Exercise directions » Copy the lines that follow, keeping every character the same.

Data provided »
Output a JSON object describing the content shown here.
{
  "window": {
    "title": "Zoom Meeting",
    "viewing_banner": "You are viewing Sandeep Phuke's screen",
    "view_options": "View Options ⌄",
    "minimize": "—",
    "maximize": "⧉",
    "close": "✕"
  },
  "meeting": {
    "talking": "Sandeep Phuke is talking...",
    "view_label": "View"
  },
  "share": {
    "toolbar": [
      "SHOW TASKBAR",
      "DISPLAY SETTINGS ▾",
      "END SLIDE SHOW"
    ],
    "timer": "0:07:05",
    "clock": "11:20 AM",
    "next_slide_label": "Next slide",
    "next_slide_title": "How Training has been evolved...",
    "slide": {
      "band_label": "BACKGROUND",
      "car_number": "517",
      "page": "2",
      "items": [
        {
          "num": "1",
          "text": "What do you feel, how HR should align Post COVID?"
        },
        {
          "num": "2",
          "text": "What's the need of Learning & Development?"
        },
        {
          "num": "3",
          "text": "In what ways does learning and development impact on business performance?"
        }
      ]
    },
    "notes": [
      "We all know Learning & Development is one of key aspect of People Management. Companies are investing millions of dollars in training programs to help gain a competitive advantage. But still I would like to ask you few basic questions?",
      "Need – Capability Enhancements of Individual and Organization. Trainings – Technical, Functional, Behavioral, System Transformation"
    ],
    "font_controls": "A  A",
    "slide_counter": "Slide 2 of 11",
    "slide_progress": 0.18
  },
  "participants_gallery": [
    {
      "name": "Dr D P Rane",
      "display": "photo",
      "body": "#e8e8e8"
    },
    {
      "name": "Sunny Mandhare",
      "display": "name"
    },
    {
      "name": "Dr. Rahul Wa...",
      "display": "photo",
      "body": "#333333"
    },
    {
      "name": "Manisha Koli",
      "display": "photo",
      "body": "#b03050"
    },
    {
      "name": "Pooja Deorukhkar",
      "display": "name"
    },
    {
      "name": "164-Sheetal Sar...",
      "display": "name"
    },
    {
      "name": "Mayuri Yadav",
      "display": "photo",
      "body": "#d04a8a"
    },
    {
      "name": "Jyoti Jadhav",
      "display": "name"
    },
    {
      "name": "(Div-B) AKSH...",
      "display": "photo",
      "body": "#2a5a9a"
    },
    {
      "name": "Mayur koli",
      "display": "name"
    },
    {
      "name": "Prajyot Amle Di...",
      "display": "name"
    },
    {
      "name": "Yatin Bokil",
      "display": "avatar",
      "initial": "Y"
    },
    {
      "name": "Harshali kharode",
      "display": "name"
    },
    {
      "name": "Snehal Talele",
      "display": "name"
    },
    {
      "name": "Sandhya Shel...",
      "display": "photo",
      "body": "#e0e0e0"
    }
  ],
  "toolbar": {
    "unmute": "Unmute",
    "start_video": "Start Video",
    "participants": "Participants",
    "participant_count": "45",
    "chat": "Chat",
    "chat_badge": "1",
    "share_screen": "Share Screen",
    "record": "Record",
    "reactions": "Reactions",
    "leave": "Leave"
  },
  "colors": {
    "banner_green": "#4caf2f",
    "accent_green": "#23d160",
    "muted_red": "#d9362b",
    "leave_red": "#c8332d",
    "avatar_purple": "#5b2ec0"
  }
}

The response »
Output a JSON object describing the content shown here.
{
  "window": {
    "title": "Zoom Meeting",
    "viewing_banner": "You are viewing Sandeep Phuke's screen",
    "view_options": "View Options ⌄",
    "minimize": "—",
    "maximize": "⧉",
    "close": "✕"
  },
  "meeting": {
    "talking": "Sandeep Phuke is talking...",
    "view_label": "View"
  },
  "share": {
    "toolbar": [
      "SHOW TASKBAR",
      "DISPLAY SETTINGS ▾",
      "END SLIDE SHOW"
    ],
    "timer": "0:07:05",
    "clock": "11:20 AM",
    "next_slide_label": "Next slide",
    "next_slide_title": "How Training has been evolved...",
    "slide": {
      "band_label": "BACKGROUND",
      "car_number": "517",
      "page": "2",
      "items": [
        {
          "num": "1",
          "text": "What do you feel, how HR should align Post COVID?"
        },
        {
          "num": "2",
          "text": "What's the need of Learning & Development?"
        },
        {
          "num": "3",
          "text": "In what ways does learning and development impact on business performance?"
        }
      ]
    },
    "notes": [
      "We all know Learning & Development is one of key aspect of People Management. Companies are investing millions of dollars in training programs to help gain a competitive advantage. But still I would like to ask you few basic questions?",
      "Need – Capability Enhancements of Individual and Organization. Trainings – Technical, Functional, Behavioral, System Transformation"
    ],
    "font_controls": "A  A",
    "slide_counter": "Slide 2 of 11",
    "slide_progress": 0.18
  },
  "participants_gallery": [
    {
      "name": "Dr D P Rane",
      "display": "photo",
      "body": "#e8e8e8"
    },
    {
      "name": "Sunny Mandhare",
      "display": "name"
    },
    {
      "name": "Dr. Rahul Wa...",
      "display": "photo",
      "body": "#333333"
    },
    {
      "name": "Manisha Koli",
      "display": "photo",
      "body": "#b03050"
    },
    {
      "name": "Pooja Deorukhkar",
      "display": "name"
    },
    {
      "name": "164-Sheetal Sar...",
      "display": "name"
    },
    {
      "name": "Mayuri Yadav",
      "display": "photo",
      "body": "#d04a8a"
    },
    {
      "name": "Jyoti Jadhav",
      "display": "name"
    },
    {
      "name": "(Div-B) AKSH...",
      "display": "photo",
      "body": "#2a5a9a"
    },
    {
      "name": "Mayur koli",
      "display": "name"
    },
    {
      "name": "Prajyot Amle Di...",
      "display": "name"
    },
    {
      "name": "Yatin Bokil",
      "display": "avatar",
      "initial": "Y"
    },
    {
      "name": "Harshali kharode",
      "display": "name"
    },
    {
      "name": "Snehal Talele",
      "display": "name"
    },
    {
      "name": "Sandhya Shel...",
      "display": "photo",
      "body": "#e0e0e0"
    }
  ],
  "toolbar": {
    "unmute": "Unmute",
    "start_video": "Start Video",
    "participants": "Participants",
    "participant_count": "45",
    "chat": "Chat",
    "chat_badge": "1",
    "share_screen": "Share Screen",
    "record": "Record",
    "reactions": "Reactions",
    "leave": "Leave"
  },
  "colors": {
    "banner_green": "#4caf2f",
    "accent_green": "#23d160",
    "muted_red": "#d9362b",
    "leave_red": "#c8332d",
    "avatar_purple": "#5b2ec0"
  }
}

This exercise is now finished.